● Exercise:
Extract the lines that carry the string "которымъ" from the listing.

● Dataset entries:
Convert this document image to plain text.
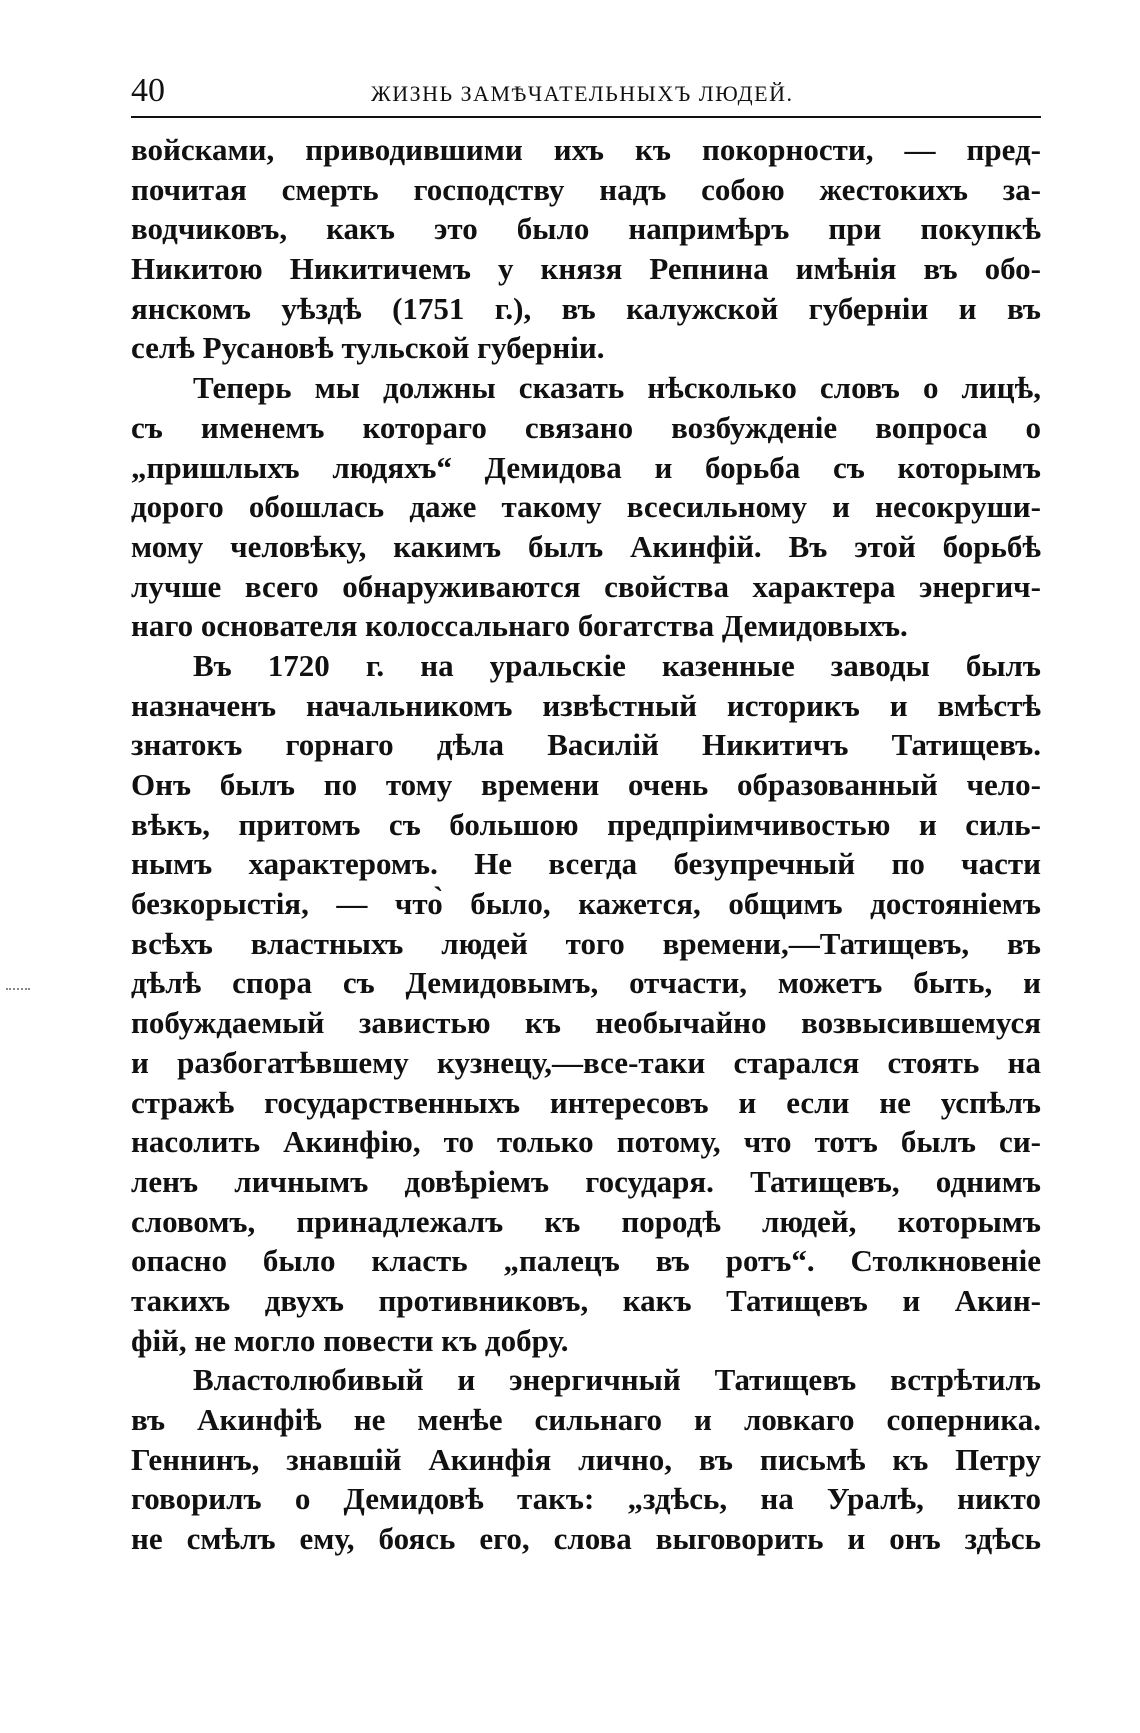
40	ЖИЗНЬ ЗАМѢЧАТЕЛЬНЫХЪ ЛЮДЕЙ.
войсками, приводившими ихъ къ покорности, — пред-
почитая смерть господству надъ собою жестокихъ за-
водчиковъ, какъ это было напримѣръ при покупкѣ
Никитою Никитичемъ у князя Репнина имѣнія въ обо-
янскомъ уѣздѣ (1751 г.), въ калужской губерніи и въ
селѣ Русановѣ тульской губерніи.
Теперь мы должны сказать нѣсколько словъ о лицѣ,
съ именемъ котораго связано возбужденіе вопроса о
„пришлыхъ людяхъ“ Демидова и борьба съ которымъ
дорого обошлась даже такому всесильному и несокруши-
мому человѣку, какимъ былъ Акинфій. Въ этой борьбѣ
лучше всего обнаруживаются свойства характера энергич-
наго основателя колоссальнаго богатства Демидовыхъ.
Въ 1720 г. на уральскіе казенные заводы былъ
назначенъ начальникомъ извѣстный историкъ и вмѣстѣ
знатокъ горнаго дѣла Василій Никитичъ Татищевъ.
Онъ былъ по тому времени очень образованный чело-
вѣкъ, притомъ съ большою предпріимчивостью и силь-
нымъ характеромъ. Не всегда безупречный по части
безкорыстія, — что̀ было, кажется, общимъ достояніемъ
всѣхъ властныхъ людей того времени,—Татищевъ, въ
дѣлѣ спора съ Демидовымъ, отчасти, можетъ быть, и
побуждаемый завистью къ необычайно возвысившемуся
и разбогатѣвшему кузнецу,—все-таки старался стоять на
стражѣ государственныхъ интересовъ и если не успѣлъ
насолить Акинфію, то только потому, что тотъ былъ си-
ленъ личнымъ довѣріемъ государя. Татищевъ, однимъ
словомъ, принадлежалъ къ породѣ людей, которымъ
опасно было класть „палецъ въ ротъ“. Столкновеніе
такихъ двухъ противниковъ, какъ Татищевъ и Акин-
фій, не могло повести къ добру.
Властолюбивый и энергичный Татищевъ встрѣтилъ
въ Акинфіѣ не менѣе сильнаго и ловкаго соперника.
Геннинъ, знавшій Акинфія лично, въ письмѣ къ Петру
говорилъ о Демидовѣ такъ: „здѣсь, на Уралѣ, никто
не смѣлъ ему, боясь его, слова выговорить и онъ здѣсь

---

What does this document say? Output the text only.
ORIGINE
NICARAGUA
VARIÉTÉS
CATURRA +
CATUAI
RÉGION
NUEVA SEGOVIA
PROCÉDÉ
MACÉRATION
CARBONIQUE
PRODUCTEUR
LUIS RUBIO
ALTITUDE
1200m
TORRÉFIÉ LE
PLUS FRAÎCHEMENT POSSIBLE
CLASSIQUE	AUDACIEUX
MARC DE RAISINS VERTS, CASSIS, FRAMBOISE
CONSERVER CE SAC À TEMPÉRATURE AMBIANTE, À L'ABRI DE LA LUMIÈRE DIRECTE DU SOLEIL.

--

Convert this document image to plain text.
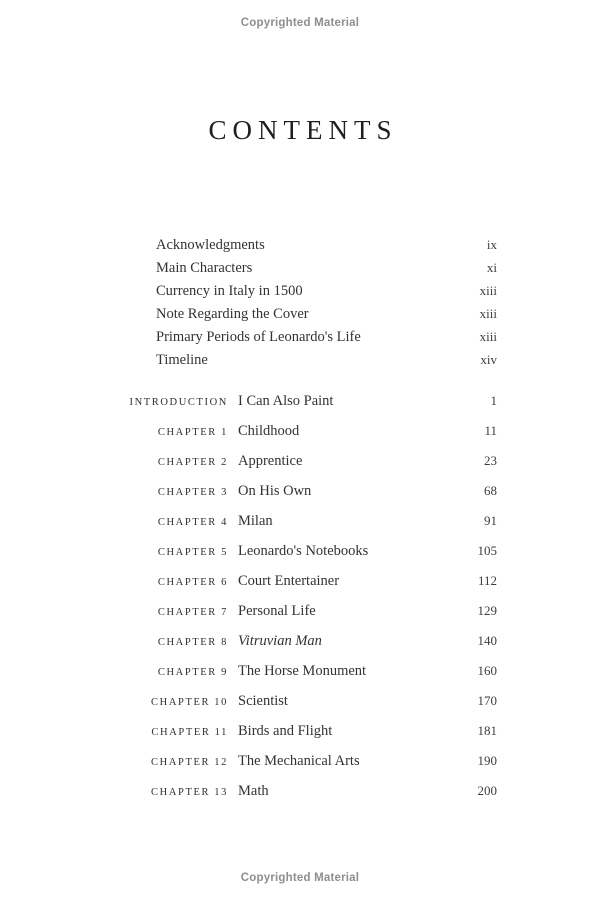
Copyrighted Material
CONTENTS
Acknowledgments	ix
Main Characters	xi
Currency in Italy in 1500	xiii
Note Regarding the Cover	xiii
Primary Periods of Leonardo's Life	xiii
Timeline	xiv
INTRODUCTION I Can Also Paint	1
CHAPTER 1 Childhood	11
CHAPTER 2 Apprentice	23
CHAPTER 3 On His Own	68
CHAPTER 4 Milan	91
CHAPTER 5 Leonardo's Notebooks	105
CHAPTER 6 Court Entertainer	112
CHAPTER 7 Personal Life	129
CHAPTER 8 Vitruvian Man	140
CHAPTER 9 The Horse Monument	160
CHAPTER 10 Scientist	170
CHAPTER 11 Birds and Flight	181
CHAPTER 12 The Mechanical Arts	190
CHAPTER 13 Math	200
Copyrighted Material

● Solution to this problem:
„пришлыхъ людяхъ“ Демидова и борьба съ которымъ
словомъ, принадлежалъ къ породѣ людей, которымъ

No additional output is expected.